═══ Entries supplied ═══
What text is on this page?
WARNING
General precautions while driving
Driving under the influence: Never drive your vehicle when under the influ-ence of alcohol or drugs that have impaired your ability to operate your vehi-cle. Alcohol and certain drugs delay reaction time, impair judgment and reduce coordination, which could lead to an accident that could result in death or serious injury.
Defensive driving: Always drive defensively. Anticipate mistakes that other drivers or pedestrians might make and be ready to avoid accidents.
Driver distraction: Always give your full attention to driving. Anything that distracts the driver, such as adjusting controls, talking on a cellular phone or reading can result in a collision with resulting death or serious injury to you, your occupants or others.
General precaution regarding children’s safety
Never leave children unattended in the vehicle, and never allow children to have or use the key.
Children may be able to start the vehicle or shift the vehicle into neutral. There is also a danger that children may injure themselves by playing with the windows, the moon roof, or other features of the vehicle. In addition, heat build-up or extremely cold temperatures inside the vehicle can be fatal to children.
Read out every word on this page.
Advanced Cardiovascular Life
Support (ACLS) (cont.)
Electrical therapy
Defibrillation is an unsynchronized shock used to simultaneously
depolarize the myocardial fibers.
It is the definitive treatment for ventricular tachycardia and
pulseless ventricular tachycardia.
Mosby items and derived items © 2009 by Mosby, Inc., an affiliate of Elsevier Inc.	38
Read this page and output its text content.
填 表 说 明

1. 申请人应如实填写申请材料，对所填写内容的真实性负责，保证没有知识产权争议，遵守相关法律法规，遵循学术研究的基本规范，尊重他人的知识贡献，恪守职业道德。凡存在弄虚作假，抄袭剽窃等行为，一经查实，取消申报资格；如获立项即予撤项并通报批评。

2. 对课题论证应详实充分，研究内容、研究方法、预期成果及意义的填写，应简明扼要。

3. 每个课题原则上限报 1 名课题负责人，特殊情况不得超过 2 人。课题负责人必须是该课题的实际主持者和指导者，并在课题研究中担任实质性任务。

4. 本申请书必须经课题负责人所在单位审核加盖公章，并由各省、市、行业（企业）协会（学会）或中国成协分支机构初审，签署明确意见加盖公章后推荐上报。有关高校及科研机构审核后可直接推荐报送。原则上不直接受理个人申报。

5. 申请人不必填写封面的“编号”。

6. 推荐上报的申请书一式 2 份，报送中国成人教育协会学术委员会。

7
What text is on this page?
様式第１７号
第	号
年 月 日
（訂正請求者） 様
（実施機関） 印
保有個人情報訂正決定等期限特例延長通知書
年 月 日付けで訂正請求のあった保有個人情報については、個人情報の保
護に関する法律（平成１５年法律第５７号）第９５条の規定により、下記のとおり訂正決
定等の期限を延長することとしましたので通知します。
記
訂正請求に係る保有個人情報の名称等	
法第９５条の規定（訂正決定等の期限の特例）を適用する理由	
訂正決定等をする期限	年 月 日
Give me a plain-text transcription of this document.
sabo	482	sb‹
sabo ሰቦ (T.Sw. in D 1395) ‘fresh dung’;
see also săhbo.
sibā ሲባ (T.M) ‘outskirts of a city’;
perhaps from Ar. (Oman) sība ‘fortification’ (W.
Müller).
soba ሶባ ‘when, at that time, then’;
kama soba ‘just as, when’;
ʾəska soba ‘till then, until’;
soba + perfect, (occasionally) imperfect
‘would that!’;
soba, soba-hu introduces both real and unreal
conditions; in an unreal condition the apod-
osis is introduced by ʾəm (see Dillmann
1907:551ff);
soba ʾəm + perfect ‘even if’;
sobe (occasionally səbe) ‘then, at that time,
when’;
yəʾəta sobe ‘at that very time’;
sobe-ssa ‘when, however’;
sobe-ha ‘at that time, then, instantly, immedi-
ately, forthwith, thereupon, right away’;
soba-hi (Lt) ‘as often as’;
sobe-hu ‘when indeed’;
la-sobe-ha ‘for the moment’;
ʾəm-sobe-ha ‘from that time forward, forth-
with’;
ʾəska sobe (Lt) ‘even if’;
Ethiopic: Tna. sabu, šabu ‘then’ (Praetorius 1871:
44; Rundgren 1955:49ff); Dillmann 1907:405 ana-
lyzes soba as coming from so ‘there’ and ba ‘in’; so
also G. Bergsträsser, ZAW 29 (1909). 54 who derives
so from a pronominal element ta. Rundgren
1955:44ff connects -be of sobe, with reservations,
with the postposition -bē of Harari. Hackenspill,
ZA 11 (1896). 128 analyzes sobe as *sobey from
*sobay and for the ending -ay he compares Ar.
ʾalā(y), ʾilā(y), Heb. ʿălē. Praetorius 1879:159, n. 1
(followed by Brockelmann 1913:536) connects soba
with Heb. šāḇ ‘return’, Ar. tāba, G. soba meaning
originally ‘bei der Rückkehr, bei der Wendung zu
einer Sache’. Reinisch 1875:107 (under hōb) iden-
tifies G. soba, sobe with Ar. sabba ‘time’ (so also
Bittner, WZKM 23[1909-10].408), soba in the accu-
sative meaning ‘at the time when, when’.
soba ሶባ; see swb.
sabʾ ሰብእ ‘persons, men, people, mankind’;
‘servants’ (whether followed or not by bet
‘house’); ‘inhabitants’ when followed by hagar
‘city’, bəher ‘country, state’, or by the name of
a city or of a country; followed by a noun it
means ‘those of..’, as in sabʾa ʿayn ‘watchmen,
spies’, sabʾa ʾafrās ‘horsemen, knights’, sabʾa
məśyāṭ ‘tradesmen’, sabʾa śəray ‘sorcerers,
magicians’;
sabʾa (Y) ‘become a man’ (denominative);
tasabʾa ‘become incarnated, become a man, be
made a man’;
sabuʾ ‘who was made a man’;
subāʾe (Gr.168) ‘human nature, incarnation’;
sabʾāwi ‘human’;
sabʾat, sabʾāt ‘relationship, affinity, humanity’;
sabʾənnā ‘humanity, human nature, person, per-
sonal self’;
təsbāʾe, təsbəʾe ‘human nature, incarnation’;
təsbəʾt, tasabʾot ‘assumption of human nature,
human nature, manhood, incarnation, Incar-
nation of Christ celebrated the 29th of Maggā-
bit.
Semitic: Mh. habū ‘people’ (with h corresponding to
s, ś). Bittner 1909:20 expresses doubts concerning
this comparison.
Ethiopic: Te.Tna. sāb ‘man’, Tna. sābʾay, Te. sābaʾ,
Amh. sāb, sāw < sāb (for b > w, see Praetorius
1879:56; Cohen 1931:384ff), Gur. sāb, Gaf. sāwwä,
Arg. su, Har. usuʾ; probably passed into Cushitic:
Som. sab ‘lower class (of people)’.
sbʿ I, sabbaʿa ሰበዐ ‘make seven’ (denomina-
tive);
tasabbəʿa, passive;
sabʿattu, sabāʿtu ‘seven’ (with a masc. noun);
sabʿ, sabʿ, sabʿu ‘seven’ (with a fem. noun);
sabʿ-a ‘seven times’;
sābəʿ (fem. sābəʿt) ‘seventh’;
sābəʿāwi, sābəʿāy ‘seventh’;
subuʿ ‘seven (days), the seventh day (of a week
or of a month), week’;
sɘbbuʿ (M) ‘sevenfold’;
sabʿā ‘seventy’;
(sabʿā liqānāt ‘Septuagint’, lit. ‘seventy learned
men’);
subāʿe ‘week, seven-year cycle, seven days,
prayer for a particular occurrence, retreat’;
═══
■ **The request**
All of the records must be repeated exactly.

■ **Task response**
What text is on this page?
WARNING
General precautions while driving
Driving under the influence: Never drive your vehicle when under the influ-ence of alcohol or drugs that have impaired your ability to operate your vehi-cle. Alcohol and certain drugs delay reaction time, impair judgment and reduce coordination, which could lead to an accident that could result in death or serious injury.
Defensive driving: Always drive defensively. Anticipate mistakes that other drivers or pedestrians might make and be ready to avoid accidents.
Driver distraction: Always give your full attention to driving. Anything that distracts the driver, such as adjusting controls, talking on a cellular phone or reading can result in a collision with resulting death or serious injury to you, your occupants or others.
General precaution regarding children’s safety
Never leave children unattended in the vehicle, and never allow children to have or use the key.
Children may be able to start the vehicle or shift the vehicle into neutral. There is also a danger that children may injure themselves by playing with the windows, the moon roof, or other features of the vehicle. In addition, heat build-up or extremely cold temperatures inside the vehicle can be fatal to children.
Read out every word on this page.
Advanced Cardiovascular Life
Support (ACLS) (cont.)
Electrical therapy
Defibrillation is an unsynchronized shock used to simultaneously
depolarize the myocardial fibers.
It is the definitive treatment for ventricular tachycardia and
pulseless ventricular tachycardia.
Mosby items and derived items © 2009 by Mosby, Inc., an affiliate of Elsevier Inc.	38
Read this page and output its text content.
填 表 说 明

1. 申请人应如实填写申请材料，对所填写内容的真实性负责，保证没有知识产权争议，遵守相关法律法规，遵循学术研究的基本规范，尊重他人的知识贡献，恪守职业道德。凡存在弄虚作假，抄袭剽窃等行为，一经查实，取消申报资格；如获立项即予撤项并通报批评。

2. 对课题论证应详实充分，研究内容、研究方法、预期成果及意义的填写，应简明扼要。

3. 每个课题原则上限报 1 名课题负责人，特殊情况不得超过 2 人。课题负责人必须是该课题的实际主持者和指导者，并在课题研究中担任实质性任务。

4. 本申请书必须经课题负责人所在单位审核加盖公章，并由各省、市、行业（企业）协会（学会）或中国成协分支机构初审，签署明确意见加盖公章后推荐上报。有关高校及科研机构审核后可直接推荐报送。原则上不直接受理个人申报。

5. 申请人不必填写封面的“编号”。

6. 推荐上报的申请书一式 2 份，报送中国成人教育协会学术委员会。

7
What text is on this page?
様式第１７号
第	号
年 月 日
（訂正請求者） 様
（実施機関） 印
保有個人情報訂正決定等期限特例延長通知書
年 月 日付けで訂正請求のあった保有個人情報については、個人情報の保
護に関する法律（平成１５年法律第５７号）第９５条の規定により、下記のとおり訂正決
定等の期限を延長することとしましたので通知します。
記
訂正請求に係る保有個人情報の名称等	
法第９５条の規定（訂正決定等の期限の特例）を適用する理由	
訂正決定等をする期限	年 月 日
Give me a plain-text transcription of this document.
sabo	482	sb‹
sabo ሰቦ (T.Sw. in D 1395) ‘fresh dung’;
see also săhbo.
sibā ሲባ (T.M) ‘outskirts of a city’;
perhaps from Ar. (Oman) sība ‘fortification’ (W.
Müller).
soba ሶባ ‘when, at that time, then’;
kama soba ‘just as, when’;
ʾəska soba ‘till then, until’;
soba + perfect, (occasionally) imperfect
‘would that!’;
soba, soba-hu introduces both real and unreal
conditions; in an unreal condition the apod-
osis is introduced by ʾəm (see Dillmann
1907:551ff);
soba ʾəm + perfect ‘even if’;
sobe (occasionally səbe) ‘then, at that time,
when’;
yəʾəta sobe ‘at that very time’;
sobe-ssa ‘when, however’;
sobe-ha ‘at that time, then, instantly, immedi-
ately, forthwith, thereupon, right away’;
soba-hi (Lt) ‘as often as’;
sobe-hu ‘when indeed’;
la-sobe-ha ‘for the moment’;
ʾəm-sobe-ha ‘from that time forward, forth-
with’;
ʾəska sobe (Lt) ‘even if’;
Ethiopic: Tna. sabu, šabu ‘then’ (Praetorius 1871:
44; Rundgren 1955:49ff); Dillmann 1907:405 ana-
lyzes soba as coming from so ‘there’ and ba ‘in’; so
also G. Bergsträsser, ZAW 29 (1909). 54 who derives
so from a pronominal element ta. Rundgren
1955:44ff connects -be of sobe, with reservations,
with the postposition -bē of Harari. Hackenspill,
ZA 11 (1896). 128 analyzes sobe as *sobey from
*sobay and for the ending -ay he compares Ar.
ʾalā(y), ʾilā(y), Heb. ʿălē. Praetorius 1879:159, n. 1
(followed by Brockelmann 1913:536) connects soba
with Heb. šāḇ ‘return’, Ar. tāba, G. soba meaning
originally ‘bei der Rückkehr, bei der Wendung zu
einer Sache’. Reinisch 1875:107 (under hōb) iden-
tifies G. soba, sobe with Ar. sabba ‘time’ (so also
Bittner, WZKM 23[1909-10].408), soba in the accu-
sative meaning ‘at the time when, when’.
soba ሶባ; see swb.
sabʾ ሰብእ ‘persons, men, people, mankind’;
‘servants’ (whether followed or not by bet
‘house’); ‘inhabitants’ when followed by hagar
‘city’, bəher ‘country, state’, or by the name of
a city or of a country; followed by a noun it
means ‘those of..’, as in sabʾa ʿayn ‘watchmen,
spies’, sabʾa ʾafrās ‘horsemen, knights’, sabʾa
məśyāṭ ‘tradesmen’, sabʾa śəray ‘sorcerers,
magicians’;
sabʾa (Y) ‘become a man’ (denominative);
tasabʾa ‘become incarnated, become a man, be
made a man’;
sabuʾ ‘who was made a man’;
subāʾe (Gr.168) ‘human nature, incarnation’;
sabʾāwi ‘human’;
sabʾat, sabʾāt ‘relationship, affinity, humanity’;
sabʾənnā ‘humanity, human nature, person, per-
sonal self’;
təsbāʾe, təsbəʾe ‘human nature, incarnation’;
təsbəʾt, tasabʾot ‘assumption of human nature,
human nature, manhood, incarnation, Incar-
nation of Christ celebrated the 29th of Maggā-
bit.
Semitic: Mh. habū ‘people’ (with h corresponding to
s, ś). Bittner 1909:20 expresses doubts concerning
this comparison.
Ethiopic: Te.Tna. sāb ‘man’, Tna. sābʾay, Te. sābaʾ,
Amh. sāb, sāw < sāb (for b > w, see Praetorius
1879:56; Cohen 1931:384ff), Gur. sāb, Gaf. sāwwä,
Arg. su, Har. usuʾ; probably passed into Cushitic:
Som. sab ‘lower class (of people)’.
sbʿ I, sabbaʿa ሰበዐ ‘make seven’ (denomina-
tive);
tasabbəʿa, passive;
sabʿattu, sabāʿtu ‘seven’ (with a masc. noun);
sabʿ, sabʿ, sabʿu ‘seven’ (with a fem. noun);
sabʿ-a ‘seven times’;
sābəʿ (fem. sābəʿt) ‘seventh’;
sābəʿāwi, sābəʿāy ‘seventh’;
subuʿ ‘seven (days), the seventh day (of a week
or of a month), week’;
sɘbbuʿ (M) ‘sevenfold’;
sabʿā ‘seventy’;
(sabʿā liqānāt ‘Septuagint’, lit. ‘seventy learned
men’);
subāʿe ‘week, seven-year cycle, seven days,
prayer for a particular occurrence, retreat’;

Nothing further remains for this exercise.